(Extracted records)
################
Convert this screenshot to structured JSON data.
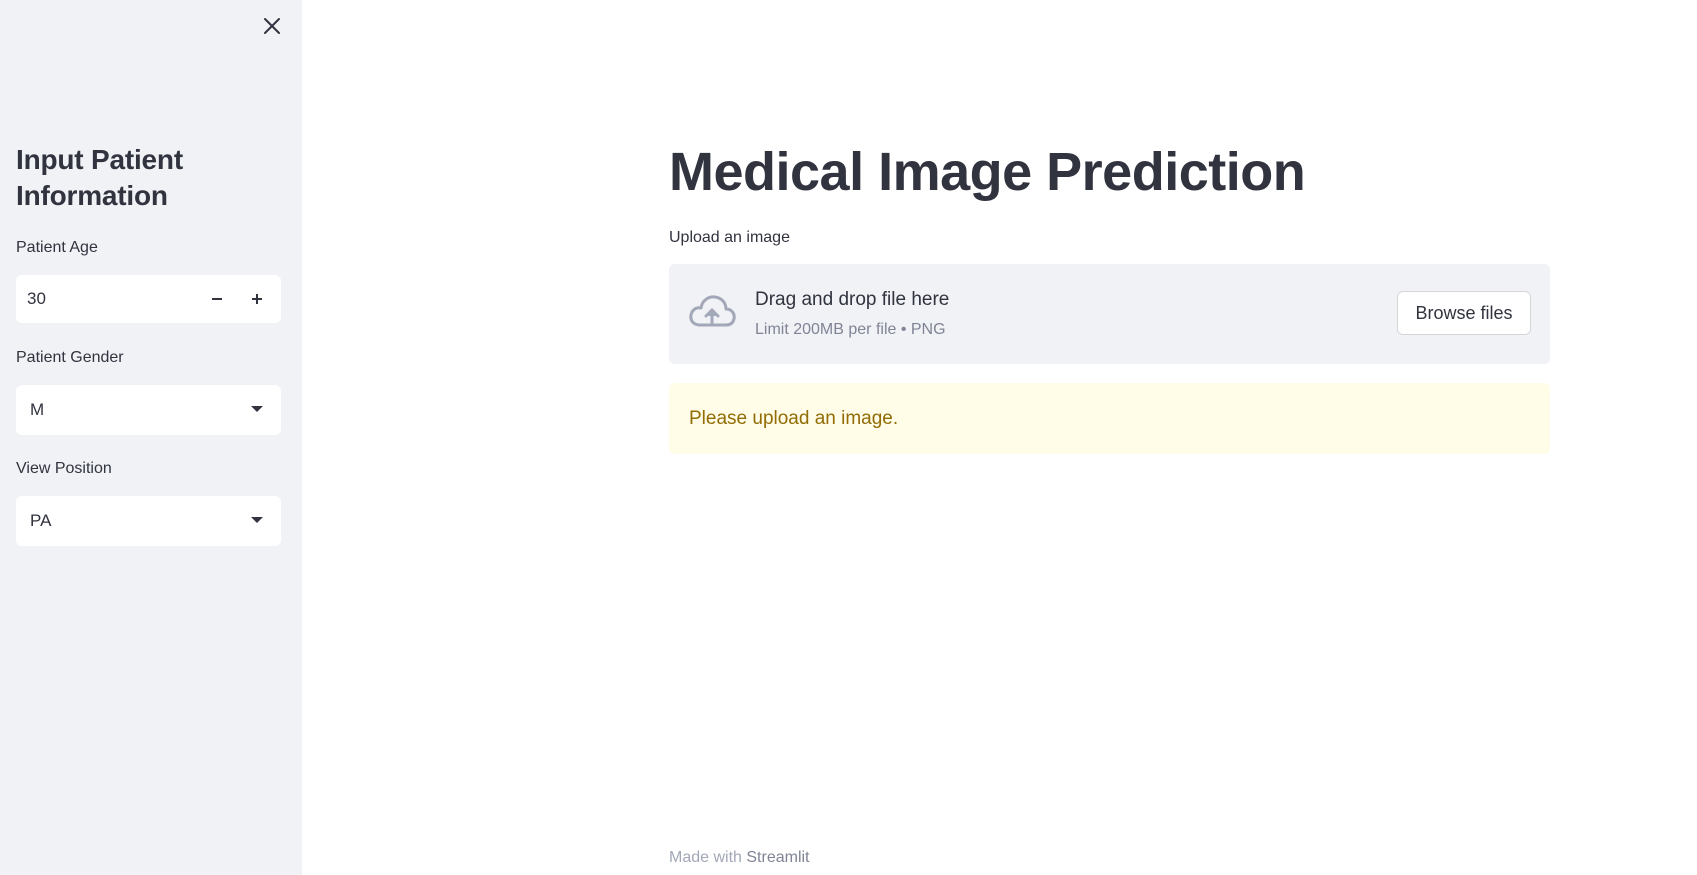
{
  "sidebar": {
    "heading": "Input Patient Information",
    "age": {
      "label": "Patient Age",
      "value": "30"
    },
    "gender": {
      "label": "Patient Gender",
      "value": "M"
    },
    "view_position": {
      "label": "View Position",
      "value": "PA"
    }
  },
  "main": {
    "title": "Medical Image Prediction",
    "uploader": {
      "label": "Upload an image",
      "drag_text": "Drag and drop file here",
      "limit_text": "Limit 200MB per file • PNG",
      "browse_label": "Browse files"
    },
    "warning": "Please upload an image."
  },
  "footer": {
    "prefix": "Made with",
    "link": "Streamlit"
  },
  "icons": {
    "close": "close-icon",
    "minus": "minus-icon",
    "plus": "plus-icon",
    "caret": "chevron-down-icon",
    "upload": "cloud-upload-icon"
  },
  "colors": {
    "sidebar_bg": "#f0f2f6",
    "text": "#31333f",
    "warning_bg": "#fffce7",
    "warning_text": "#926c05",
    "muted": "#808495"
  }
}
################
Give back the entries verbatim. Do not include any picture.

Convert this screenshot to structured JSON data.
{
  "sidebar": {
    "heading": "Input Patient Information",
    "age": {
      "label": "Patient Age",
      "value": "30"
    },
    "gender": {
      "label": "Patient Gender",
      "value": "M"
    },
    "view_position": {
      "label": "View Position",
      "value": "PA"
    }
  },
  "main": {
    "title": "Medical Image Prediction",
    "uploader": {
      "label": "Upload an image",
      "drag_text": "Drag and drop file here",
      "limit_text": "Limit 200MB per file • PNG",
      "browse_label": "Browse files"
    },
    "warning": "Please upload an image."
  },
  "footer": {
    "prefix": "Made with",
    "link": "Streamlit"
  },
  "icons": {
    "close": "close-icon",
    "minus": "minus-icon",
    "plus": "plus-icon",
    "caret": "chevron-down-icon",
    "upload": "cloud-upload-icon"
  },
  "colors": {
    "sidebar_bg": "#f0f2f6",
    "text": "#31333f",
    "warning_bg": "#fffce7",
    "warning_text": "#926c05",
    "muted": "#808495"
  }
}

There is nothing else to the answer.